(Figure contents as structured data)

* * * * * * * * *

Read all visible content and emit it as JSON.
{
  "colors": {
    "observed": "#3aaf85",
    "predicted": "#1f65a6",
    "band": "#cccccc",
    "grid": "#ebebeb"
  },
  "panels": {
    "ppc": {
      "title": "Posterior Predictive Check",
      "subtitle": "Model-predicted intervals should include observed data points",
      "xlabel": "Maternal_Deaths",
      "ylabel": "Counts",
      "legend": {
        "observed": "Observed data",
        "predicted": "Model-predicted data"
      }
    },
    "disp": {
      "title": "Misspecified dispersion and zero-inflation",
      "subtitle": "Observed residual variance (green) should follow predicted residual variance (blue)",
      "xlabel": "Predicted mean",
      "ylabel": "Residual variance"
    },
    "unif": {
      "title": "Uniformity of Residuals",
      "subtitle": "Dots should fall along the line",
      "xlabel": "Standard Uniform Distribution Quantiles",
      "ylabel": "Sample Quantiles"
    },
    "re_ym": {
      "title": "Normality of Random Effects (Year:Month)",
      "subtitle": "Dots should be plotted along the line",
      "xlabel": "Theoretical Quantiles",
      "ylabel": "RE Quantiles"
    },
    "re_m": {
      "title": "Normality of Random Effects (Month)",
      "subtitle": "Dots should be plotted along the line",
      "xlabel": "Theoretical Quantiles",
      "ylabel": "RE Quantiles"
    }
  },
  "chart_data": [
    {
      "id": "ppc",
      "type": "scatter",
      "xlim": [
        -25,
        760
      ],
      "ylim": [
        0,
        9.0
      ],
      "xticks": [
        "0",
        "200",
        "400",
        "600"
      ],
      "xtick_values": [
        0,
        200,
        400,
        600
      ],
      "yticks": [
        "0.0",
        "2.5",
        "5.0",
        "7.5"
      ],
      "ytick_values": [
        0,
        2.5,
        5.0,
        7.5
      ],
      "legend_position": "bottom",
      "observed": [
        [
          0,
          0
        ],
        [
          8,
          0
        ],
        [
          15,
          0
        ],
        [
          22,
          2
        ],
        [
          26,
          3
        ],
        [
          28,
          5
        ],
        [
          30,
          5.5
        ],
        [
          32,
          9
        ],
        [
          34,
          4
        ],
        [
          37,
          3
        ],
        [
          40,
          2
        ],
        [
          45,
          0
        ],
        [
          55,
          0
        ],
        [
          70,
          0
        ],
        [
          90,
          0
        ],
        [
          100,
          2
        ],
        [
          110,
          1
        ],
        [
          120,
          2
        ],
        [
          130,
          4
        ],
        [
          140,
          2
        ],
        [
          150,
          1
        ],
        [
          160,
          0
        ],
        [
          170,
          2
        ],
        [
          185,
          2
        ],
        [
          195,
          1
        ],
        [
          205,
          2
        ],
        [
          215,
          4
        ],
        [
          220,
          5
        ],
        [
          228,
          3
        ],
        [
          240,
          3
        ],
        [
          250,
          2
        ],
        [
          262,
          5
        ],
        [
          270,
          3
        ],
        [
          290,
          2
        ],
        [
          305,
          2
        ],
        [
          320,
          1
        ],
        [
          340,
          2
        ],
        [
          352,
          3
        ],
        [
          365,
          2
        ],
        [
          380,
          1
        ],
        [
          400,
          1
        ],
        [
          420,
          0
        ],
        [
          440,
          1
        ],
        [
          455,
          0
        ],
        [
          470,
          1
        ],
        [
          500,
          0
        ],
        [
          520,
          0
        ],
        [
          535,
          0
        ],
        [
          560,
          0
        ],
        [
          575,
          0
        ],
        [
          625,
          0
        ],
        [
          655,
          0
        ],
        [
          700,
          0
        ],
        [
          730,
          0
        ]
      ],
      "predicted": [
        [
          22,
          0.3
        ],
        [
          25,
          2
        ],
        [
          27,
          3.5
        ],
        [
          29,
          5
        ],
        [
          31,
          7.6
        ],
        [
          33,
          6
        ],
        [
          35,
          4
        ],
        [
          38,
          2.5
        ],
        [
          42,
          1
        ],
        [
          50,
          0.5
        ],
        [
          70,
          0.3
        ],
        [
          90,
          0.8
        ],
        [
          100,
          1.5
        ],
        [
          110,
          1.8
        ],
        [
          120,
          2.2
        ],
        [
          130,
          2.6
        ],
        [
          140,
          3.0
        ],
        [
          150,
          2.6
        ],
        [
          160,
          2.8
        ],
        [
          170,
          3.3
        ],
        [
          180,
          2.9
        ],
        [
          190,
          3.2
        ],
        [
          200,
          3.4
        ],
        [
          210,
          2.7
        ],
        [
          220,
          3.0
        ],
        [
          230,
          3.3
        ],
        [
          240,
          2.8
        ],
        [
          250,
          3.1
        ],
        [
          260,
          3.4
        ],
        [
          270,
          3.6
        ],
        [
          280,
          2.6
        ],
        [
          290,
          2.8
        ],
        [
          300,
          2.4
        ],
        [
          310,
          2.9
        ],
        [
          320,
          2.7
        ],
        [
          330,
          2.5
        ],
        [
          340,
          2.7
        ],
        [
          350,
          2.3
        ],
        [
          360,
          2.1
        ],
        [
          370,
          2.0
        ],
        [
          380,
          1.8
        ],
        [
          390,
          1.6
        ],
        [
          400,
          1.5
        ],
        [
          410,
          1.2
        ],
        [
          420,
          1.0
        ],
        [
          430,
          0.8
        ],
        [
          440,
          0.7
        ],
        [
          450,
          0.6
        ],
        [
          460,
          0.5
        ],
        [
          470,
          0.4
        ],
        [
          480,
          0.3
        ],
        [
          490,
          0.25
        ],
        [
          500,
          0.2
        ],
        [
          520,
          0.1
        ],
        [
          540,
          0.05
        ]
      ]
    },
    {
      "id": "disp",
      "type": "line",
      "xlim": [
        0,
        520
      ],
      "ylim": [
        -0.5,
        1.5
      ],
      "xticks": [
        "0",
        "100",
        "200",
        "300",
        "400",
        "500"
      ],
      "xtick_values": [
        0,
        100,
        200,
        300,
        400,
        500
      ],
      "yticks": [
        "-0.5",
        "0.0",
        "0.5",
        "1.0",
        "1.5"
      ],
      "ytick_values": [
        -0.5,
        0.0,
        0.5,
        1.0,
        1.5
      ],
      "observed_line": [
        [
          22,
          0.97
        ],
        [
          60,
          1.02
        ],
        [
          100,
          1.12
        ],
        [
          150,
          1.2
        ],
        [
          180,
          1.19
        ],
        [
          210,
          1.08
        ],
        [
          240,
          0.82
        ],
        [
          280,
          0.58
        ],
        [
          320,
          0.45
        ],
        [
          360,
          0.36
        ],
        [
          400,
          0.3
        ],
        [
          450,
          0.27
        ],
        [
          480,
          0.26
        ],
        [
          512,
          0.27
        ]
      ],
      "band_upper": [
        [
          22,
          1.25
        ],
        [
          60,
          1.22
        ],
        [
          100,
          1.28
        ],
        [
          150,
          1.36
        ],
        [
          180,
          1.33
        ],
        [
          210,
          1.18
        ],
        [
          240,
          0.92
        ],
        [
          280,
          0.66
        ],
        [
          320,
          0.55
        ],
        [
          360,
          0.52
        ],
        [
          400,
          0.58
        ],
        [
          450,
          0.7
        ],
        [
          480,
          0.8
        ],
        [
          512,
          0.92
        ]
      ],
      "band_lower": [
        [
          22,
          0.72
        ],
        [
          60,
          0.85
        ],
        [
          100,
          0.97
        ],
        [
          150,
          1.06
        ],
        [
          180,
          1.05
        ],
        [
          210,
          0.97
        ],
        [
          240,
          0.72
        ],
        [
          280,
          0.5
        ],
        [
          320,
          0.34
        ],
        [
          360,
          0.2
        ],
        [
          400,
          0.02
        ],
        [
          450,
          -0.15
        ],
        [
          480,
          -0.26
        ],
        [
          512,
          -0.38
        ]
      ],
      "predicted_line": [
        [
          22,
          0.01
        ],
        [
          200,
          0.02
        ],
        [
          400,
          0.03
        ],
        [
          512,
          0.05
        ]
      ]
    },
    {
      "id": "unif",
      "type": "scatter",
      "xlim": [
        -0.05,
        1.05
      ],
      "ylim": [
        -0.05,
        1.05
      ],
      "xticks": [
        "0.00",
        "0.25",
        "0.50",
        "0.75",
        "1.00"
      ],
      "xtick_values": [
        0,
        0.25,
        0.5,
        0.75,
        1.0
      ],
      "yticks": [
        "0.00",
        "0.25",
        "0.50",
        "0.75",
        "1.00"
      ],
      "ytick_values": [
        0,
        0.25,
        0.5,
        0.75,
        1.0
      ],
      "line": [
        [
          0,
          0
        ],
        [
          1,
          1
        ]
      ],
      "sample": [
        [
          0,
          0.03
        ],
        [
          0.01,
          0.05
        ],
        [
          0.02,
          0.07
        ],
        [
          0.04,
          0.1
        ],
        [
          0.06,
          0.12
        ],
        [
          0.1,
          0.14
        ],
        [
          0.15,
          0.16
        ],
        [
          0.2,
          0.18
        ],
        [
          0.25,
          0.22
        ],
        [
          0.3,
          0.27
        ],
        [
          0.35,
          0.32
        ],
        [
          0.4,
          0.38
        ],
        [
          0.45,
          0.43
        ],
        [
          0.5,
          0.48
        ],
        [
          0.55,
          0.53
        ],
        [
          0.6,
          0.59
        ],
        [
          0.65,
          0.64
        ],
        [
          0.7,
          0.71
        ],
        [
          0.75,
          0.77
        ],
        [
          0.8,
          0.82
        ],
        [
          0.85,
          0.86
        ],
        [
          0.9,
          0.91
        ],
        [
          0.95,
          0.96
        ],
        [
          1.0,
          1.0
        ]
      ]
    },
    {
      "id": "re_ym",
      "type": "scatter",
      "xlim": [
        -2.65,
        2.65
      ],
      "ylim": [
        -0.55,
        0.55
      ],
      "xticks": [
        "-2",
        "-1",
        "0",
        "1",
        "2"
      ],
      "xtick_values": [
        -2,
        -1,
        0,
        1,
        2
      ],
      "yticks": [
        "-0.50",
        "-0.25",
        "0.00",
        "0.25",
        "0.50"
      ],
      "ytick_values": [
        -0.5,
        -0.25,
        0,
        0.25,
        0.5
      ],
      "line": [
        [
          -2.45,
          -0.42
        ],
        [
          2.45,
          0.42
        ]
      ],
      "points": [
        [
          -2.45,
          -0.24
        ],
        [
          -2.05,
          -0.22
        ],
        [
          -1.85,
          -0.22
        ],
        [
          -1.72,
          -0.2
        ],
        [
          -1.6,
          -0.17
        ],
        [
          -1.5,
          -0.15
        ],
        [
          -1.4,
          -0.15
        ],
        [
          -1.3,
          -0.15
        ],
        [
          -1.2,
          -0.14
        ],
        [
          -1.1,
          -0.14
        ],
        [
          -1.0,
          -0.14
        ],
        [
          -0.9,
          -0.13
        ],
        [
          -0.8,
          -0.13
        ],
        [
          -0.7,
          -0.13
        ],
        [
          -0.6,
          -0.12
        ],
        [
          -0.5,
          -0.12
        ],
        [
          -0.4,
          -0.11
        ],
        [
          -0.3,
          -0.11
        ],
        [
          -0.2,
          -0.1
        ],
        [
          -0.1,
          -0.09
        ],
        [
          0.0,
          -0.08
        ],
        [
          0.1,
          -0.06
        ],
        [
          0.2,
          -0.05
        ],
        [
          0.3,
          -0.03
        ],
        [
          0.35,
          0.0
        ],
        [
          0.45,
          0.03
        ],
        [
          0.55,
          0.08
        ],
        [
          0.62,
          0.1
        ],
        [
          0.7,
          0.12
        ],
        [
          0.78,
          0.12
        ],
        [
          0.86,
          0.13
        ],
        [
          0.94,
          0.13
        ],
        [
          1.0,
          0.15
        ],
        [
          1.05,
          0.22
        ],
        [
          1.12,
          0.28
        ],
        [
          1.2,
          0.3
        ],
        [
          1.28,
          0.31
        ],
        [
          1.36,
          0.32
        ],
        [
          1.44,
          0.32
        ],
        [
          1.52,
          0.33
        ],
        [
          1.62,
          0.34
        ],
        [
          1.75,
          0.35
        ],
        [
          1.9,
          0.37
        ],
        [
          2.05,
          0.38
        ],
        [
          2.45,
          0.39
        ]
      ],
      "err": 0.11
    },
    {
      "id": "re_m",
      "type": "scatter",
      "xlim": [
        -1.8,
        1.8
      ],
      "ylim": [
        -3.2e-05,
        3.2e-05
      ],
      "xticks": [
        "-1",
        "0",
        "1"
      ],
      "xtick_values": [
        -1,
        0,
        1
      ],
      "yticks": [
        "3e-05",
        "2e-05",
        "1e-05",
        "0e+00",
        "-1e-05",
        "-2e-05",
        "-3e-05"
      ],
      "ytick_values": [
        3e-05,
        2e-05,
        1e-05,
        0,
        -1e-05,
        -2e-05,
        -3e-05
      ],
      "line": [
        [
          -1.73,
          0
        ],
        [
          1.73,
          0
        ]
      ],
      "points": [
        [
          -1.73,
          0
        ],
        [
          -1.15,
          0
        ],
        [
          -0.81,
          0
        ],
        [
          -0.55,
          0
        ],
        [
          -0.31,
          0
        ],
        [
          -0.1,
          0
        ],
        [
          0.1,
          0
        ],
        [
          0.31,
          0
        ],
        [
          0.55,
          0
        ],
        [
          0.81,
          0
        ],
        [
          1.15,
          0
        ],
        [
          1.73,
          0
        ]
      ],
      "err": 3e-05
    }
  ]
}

* * * * * * * * *

* _WORK TO DO_
Copy out each line of the records where the string "Random" appears.

* _FINAL ANSWER_
      "title": "Normality of Random Effects (Year:Month)",
      "title": "Normality of Random Effects (Month)",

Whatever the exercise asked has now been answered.